**What is required:**
Output all the entries word for word. Omit the pictures.

(Stored items)
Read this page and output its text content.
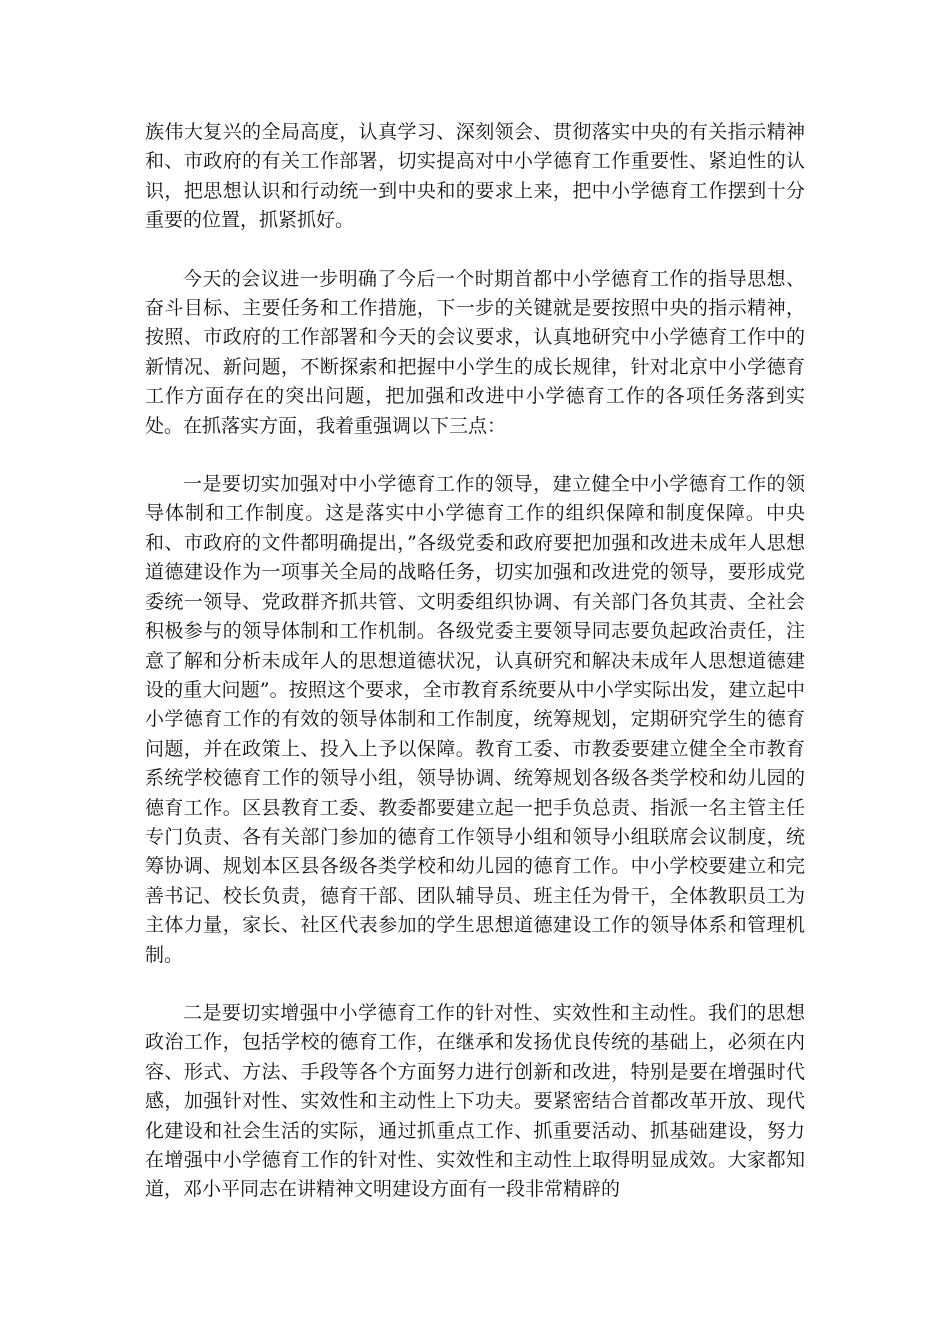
族伟大复兴的全局高度，认真学习、深刻领会、贯彻落实中央的有关指示精神和、市政府的有关工作部署，切实提高对中小学德育工作重要性、紧迫性的认识，把思想认识和行动统一到中央和的要求上来，把中小学德育工作摆到十分重要的位置，抓紧抓好。

今天的会议进一步明确了今后一个时期首都中小学德育工作的指导思想、奋斗目标、主要任务和工作措施，下一步的关键就是要按照中央的指示精神，按照、市政府的工作部署和今天的会议要求，认真地研究中小学德育工作中的新情况、新问题，不断探索和把握中小学生的成长规律，针对北京中小学德育工作方面存在的突出问题，把加强和改进中小学德育工作的各项任务落到实处。在抓落实方面，我着重强调以下三点：

一是要切实加强对中小学德育工作的领导，建立健全中小学德育工作的领导体制和工作制度。这是落实中小学德育工作的组织保障和制度保障。中央和、市政府的文件都明确提出，”各级党委和政府要把加强和改进未成年人思想道德建设作为一项事关全局的战略任务，切实加强和改进党的领导，要形成党委统一领导、党政群齐抓共管、文明委组织协调、有关部门各负其责、全社会积极参与的领导体制和工作机制。各级党委主要领导同志要负起政治责任，注意了解和分析未成年人的思想道德状况，认真研究和解决未成年人思想道德建设的重大问题”。按照这个要求，全市教育系统要从中小学实际出发，建立起中小学德育工作的有效的领导体制和工作制度，统筹规划，定期研究学生的德育问题，并在政策上、投入上予以保障。教育工委、市教委要建立健全全市教育系统学校德育工作的领导小组，领导协调、统筹规划各级各类学校和幼儿园的德育工作。区县教育工委、教委都要建立起一把手负总责、指派一名主管主任专门负责、各有关部门参加的德育工作领导小组和领导小组联席会议制度，统筹协调、规划本区县各级各类学校和幼儿园的德育工作。中小学校要建立和完善书记、校长负责，德育干部、团队辅导员、班主任为骨干，全体教职员工为主体力量，家长、社区代表参加的学生思想道德建设工作的领导体系和管理机制。

二是要切实增强中小学德育工作的针对性、实效性和主动性。我们的思想政治工作，包括学校的德育工作，在继承和发扬优良传统的基础上，必须在内容、形式、方法、手段等各个方面努力进行创新和改进，特别是要在增强时代感，加强针对性、实效性和主动性上下功夫。要紧密结合首都改革开放、现代化建设和社会生活的实际，通过抓重点工作、抓重要活动、抓基础建设，努力在增强中小学德育工作的针对性、实效性和主动性上取得明显成效。大家都知道，邓小平同志在讲精神文明建设方面有一段非常精辟的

**Solved exercise:**
Read this page and output its text content.
族伟大复兴的全局高度，认真学习、深刻领会、贯彻落实中央的有关指示精神和、市政府的有关工作部署，切实提高对中小学德育工作重要性、紧迫性的认识，把思想认识和行动统一到中央和的要求上来，把中小学德育工作摆到十分重要的位置，抓紧抓好。

今天的会议进一步明确了今后一个时期首都中小学德育工作的指导思想、奋斗目标、主要任务和工作措施，下一步的关键就是要按照中央的指示精神，按照、市政府的工作部署和今天的会议要求，认真地研究中小学德育工作中的新情况、新问题，不断探索和把握中小学生的成长规律，针对北京中小学德育工作方面存在的突出问题，把加强和改进中小学德育工作的各项任务落到实处。在抓落实方面，我着重强调以下三点：

一是要切实加强对中小学德育工作的领导，建立健全中小学德育工作的领导体制和工作制度。这是落实中小学德育工作的组织保障和制度保障。中央和、市政府的文件都明确提出，”各级党委和政府要把加强和改进未成年人思想道德建设作为一项事关全局的战略任务，切实加强和改进党的领导，要形成党委统一领导、党政群齐抓共管、文明委组织协调、有关部门各负其责、全社会积极参与的领导体制和工作机制。各级党委主要领导同志要负起政治责任，注意了解和分析未成年人的思想道德状况，认真研究和解决未成年人思想道德建设的重大问题”。按照这个要求，全市教育系统要从中小学实际出发，建立起中小学德育工作的有效的领导体制和工作制度，统筹规划，定期研究学生的德育问题，并在政策上、投入上予以保障。教育工委、市教委要建立健全全市教育系统学校德育工作的领导小组，领导协调、统筹规划各级各类学校和幼儿园的德育工作。区县教育工委、教委都要建立起一把手负总责、指派一名主管主任专门负责、各有关部门参加的德育工作领导小组和领导小组联席会议制度，统筹协调、规划本区县各级各类学校和幼儿园的德育工作。中小学校要建立和完善书记、校长负责，德育干部、团队辅导员、班主任为骨干，全体教职员工为主体力量，家长、社区代表参加的学生思想道德建设工作的领导体系和管理机制。

二是要切实增强中小学德育工作的针对性、实效性和主动性。我们的思想政治工作，包括学校的德育工作，在继承和发扬优良传统的基础上，必须在内容、形式、方法、手段等各个方面努力进行创新和改进，特别是要在增强时代感，加强针对性、实效性和主动性上下功夫。要紧密结合首都改革开放、现代化建设和社会生活的实际，通过抓重点工作、抓重要活动、抓基础建设，努力在增强中小学德育工作的针对性、实效性和主动性上取得明显成效。大家都知道，邓小平同志在讲精神文明建设方面有一段非常精辟的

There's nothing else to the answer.